Work required
Turn every line of the data below into a numbered list, leaving out blank lines and the pictures.

┌──

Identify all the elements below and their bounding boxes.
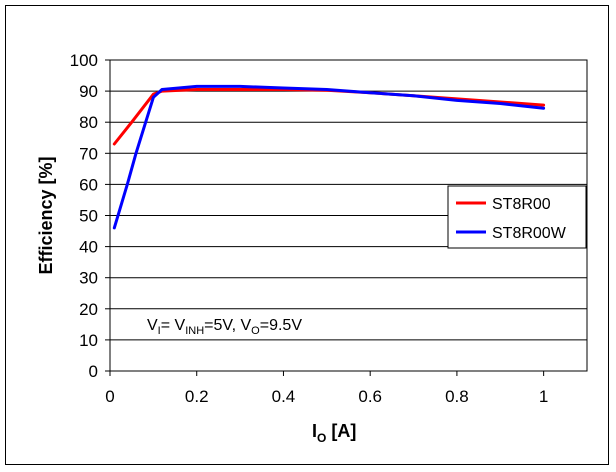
gridlines [110, 59, 587, 372]
series-lines [112, 84, 546, 230]
legend-label: ST8R00 [492, 196, 551, 213]
y-axis-title: Efficiency [%] [36, 156, 56, 274]
y-tick-label: 70 [79, 144, 98, 163]
legend-label: ST8R00W [492, 225, 567, 242]
legend: ST8R00 ST8R00W [447, 185, 587, 249]
x-axis-title-subscript: O [317, 431, 326, 445]
legend-box [447, 185, 587, 249]
x-axis-title-main: I [312, 421, 317, 441]
y-tick-label: 40 [79, 238, 98, 257]
x-tick-label: 0.6 [358, 387, 382, 406]
annotation-part: =5V, V [204, 317, 251, 334]
annotation-part: = V [161, 317, 186, 334]
x-axis-title: IO [A] [312, 421, 356, 445]
annotation-part: O [251, 325, 260, 337]
annotation-part: INH [185, 325, 204, 337]
conditions-annotation: VI= VINH=5V, VO=9.5V [147, 317, 302, 337]
y-tick-label: 80 [79, 113, 98, 132]
y-tick-label: 90 [79, 82, 98, 101]
y-tick-label: 20 [79, 300, 98, 319]
x-tick-label: 0.4 [272, 387, 296, 406]
x-axis-title-suffix: [A] [326, 421, 356, 441]
y-tick-label: 60 [79, 175, 98, 194]
x-tick-label: 0.8 [445, 387, 469, 406]
x-tick-label: 0.2 [185, 387, 209, 406]
y-tick-label: 100 [70, 51, 98, 70]
x-tick-label: 0 [105, 387, 114, 406]
x-axis-ticks: 0 0.2 0.4 0.6 0.8 1 [105, 371, 548, 406]
y-axis-ticks: 0 10 20 30 40 50 60 70 80 90 100 [70, 51, 110, 381]
y-tick-label: 10 [79, 331, 98, 350]
series-line-st8r00w [112, 84, 546, 230]
series-line-st8r00 [112, 88, 546, 146]
y-tick-label: 50 [79, 207, 98, 226]
y-tick-label: 30 [79, 269, 98, 288]
annotation-part: I [158, 325, 161, 337]
x-tick-label: 1 [539, 387, 548, 406]
annotation-part: =9.5V [260, 317, 303, 334]
annotation-part: V [147, 317, 158, 334]
y-tick-label: 0 [89, 362, 98, 381]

└──

Task solution
1. Identify all the elements below and their bounding boxes.
2. gridlines [110, 59, 587, 372]
3. series-lines [112, 84, 546, 230]
4. legend-label: ST8R00 [492, 196, 551, 213]
5. y-axis-title: Efficiency [%] [36, 156, 56, 274]
6. y-tick-label: 70 [79, 144, 98, 163]
7. legend-label: ST8R00W [492, 225, 567, 242]
8. legend: ST8R00 ST8R00W [447, 185, 587, 249]
9. x-axis-title-subscript: O [317, 431, 326, 445]
10. legend-box [447, 185, 587, 249]
11. x-axis-title-main: I [312, 421, 317, 441]
12. y-tick-label: 40 [79, 238, 98, 257]
13. x-tick-label: 0.6 [358, 387, 382, 406]
14. annotation-part: =5V, V [204, 317, 251, 334]
15. annotation-part: = V [161, 317, 186, 334]
16. x-axis-title: IO [A] [312, 421, 356, 445]
17. annotation-part: O [251, 325, 260, 337]
18. annotation-part: INH [185, 325, 204, 337]
19. conditions-annotation: VI= VINH=5V, VO=9.5V [147, 317, 302, 337]
20. y-tick-label: 80 [79, 113, 98, 132]
21. y-tick-label: 90 [79, 82, 98, 101]
22. y-tick-label: 20 [79, 300, 98, 319]
23. x-tick-label: 0.4 [272, 387, 296, 406]
24. x-axis-title-suffix: [A] [326, 421, 356, 441]
25. y-tick-label: 60 [79, 175, 98, 194]
26. x-tick-label: 0.8 [445, 387, 469, 406]
27. x-tick-label: 0.2 [185, 387, 209, 406]
28. y-tick-label: 100 [70, 51, 98, 70]
29. x-tick-label: 0 [105, 387, 114, 406]
30. x-axis-ticks: 0 0.2 0.4 0.6 0.8 1 [105, 371, 548, 406]
31. y-axis-ticks: 0 10 20 30 40 50 60 70 80 90 100 [70, 51, 110, 381]
32. y-tick-label: 10 [79, 331, 98, 350]
33. series-line-st8r00w [112, 84, 546, 230]
34. series-line-st8r00 [112, 88, 546, 146]
35. y-tick-label: 50 [79, 207, 98, 226]
36. y-tick-label: 30 [79, 269, 98, 288]
37. annotation-part: I [158, 325, 161, 337]
38. x-tick-label: 1 [539, 387, 548, 406]
39. annotation-part: =9.5V [260, 317, 303, 334]
40. annotation-part: V [147, 317, 158, 334]
41. y-tick-label: 0 [89, 362, 98, 381]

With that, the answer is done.